### TO DO:
[1] Retype the passage of the frontend caching guide starting with "A Quick Start" and going on through "for any application!".
[2] Write what comes next in the frontend caching guide, picking up after its last sentence.

Frontend Caching Quick Start

EngineeringCategory
13 min read
Mayank Jethva

A Quick Start Guide to Frontend Caching

🏎️ In the race to send the last bits needed to view a web page, we need to position ourselves to be as close to the finish line (browser) as possible! 🏁

The primary goal related to setting up a caching strategy on your client side web application is to ensure the browser fetches the latest version of a respective file only if required.

Let’s work through different caching scenarios as we build a web app from the ground up. In the last section, we provide an easy framework for you to derive an optimal caching strategy for any application!

This tutorial is primarily for learning purposes - providing fundamental building blocks of an optimal caching strategy. It provides a guided method to help anyone take the first steps towards either setting up or modifying an application’s caching strategy based on cache control headers specifically. Advanced topics such as service workers, CDNs, etc. are out of scope.

The Pet Web App

Imagine we have a simple Pet Web App that shows an image of a dog and cat.

web example

To start off, we assume file versioning is not set up for any part of our project. Any modifications will overwrite the exact file. As we visit the next steps, we setup versioning, and then finally we add server side rendering. We’ll discuss the important caching policies each step might require for best performance.

First, here’s the project resource tree for our Pet Web App:

Pet Web App
│
├── main.js
├── style.css
│
├── index.html
│
├── images
│   ├── dog.jpg
│   └── cat.jpg
│
└── healthcheck.html
  • index.html - webpage primary HTML file. It will reference our code and image resources.

### RAW DATA:
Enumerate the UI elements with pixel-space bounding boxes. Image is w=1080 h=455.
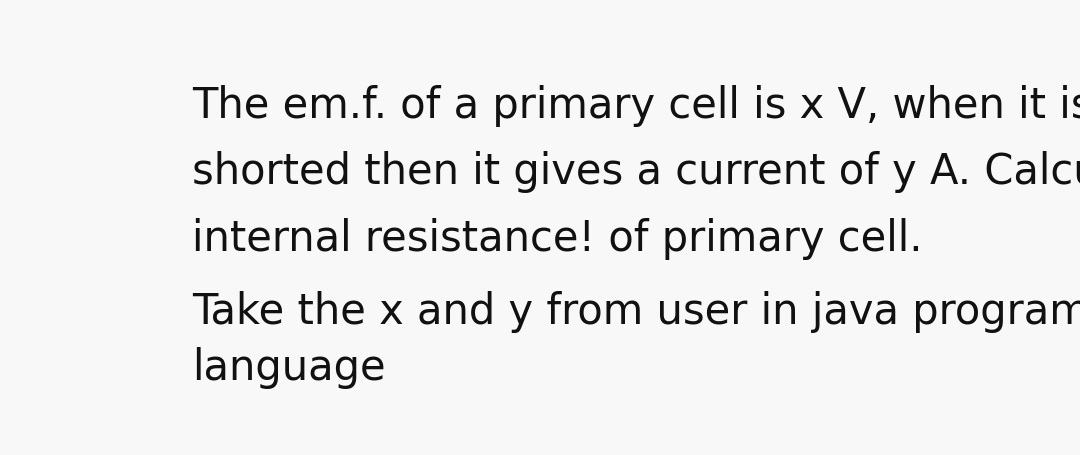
* * *
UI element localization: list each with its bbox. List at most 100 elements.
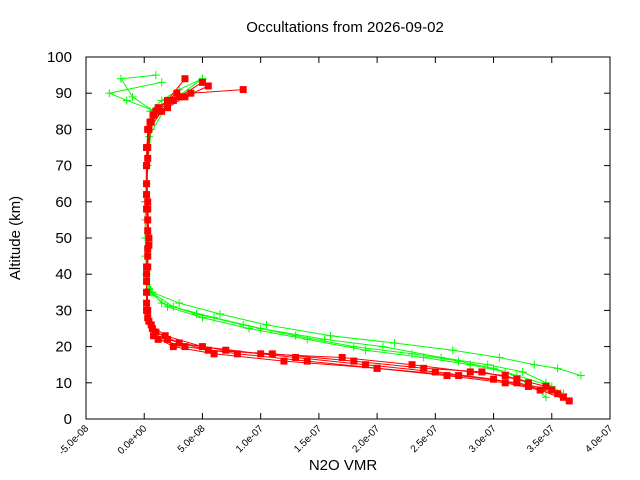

### RESULTS OF THE EXERCISE:
[1]
A Quick Start Guide to Frontend Caching

🏎️ In the race to send the last bits needed to view a web page, we need to position ourselves to be as close to the finish line (browser) as possible! 🏁

The primary goal related to setting up a caching strategy on your client side web application is to ensure the browser fetches the latest version of a respective file only if required.

Let’s work through different caching scenarios as we build a web app from the ground up. In the last section, we provide an easy framework for you to derive an optimal caching strategy for any application!

[2]
  • main.js, style.css - Javascript/CSS
  • dog.png, cat.jpg - Image files
  • healthcheck.html - simple file with with the string OK. Used by healthcheck services to ensure our project is running. You can visit this file by going to the following url: https://example-domain.com/healthcheck.html

The following image shows a graph of each html file and the resource(s) they reference:

index references

Now, each file part from our resource map has certain characteristics about its content.

We’ll focus on the following characteristics: Mutable and Immutable.

The type of content of each file being served is important to understand, as it allows us to think about the optimal caching behavior.

Mutable Content

  • If a file is mutable, then changes to it overwrite the file itself.
  • Ideally, we always want users to have the latest contents from this file in a cache performant manner.

Immutable Content

  • If a file is immutable, then changes to it create a new file with a new name and do not modify the existing file. For example, (main-v1.js, main-v2.js)
  • Ideally, we want users to download each respective version once, then never have to download it again.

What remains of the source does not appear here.